- _Goal of the exercise_
The response must be made up of the lines in the entries below that contain "wholeness".

- _Provided data_

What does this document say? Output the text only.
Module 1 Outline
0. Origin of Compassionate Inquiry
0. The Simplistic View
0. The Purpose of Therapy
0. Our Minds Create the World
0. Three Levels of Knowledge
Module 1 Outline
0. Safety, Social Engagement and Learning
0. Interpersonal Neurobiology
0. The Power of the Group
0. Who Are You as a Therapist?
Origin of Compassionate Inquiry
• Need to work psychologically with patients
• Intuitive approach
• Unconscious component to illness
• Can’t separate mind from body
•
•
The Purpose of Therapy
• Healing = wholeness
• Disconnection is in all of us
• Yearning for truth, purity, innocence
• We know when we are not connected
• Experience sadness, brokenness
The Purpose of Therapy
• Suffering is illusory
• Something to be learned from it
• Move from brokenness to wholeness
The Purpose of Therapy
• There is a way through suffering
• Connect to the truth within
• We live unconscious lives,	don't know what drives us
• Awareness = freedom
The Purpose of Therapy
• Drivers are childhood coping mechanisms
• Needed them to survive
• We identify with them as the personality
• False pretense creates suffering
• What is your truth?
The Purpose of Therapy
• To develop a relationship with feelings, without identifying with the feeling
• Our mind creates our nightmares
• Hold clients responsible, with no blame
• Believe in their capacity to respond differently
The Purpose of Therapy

- _Solution for this exercise_
• Healing = wholeness
• Move from brokenness to wholeness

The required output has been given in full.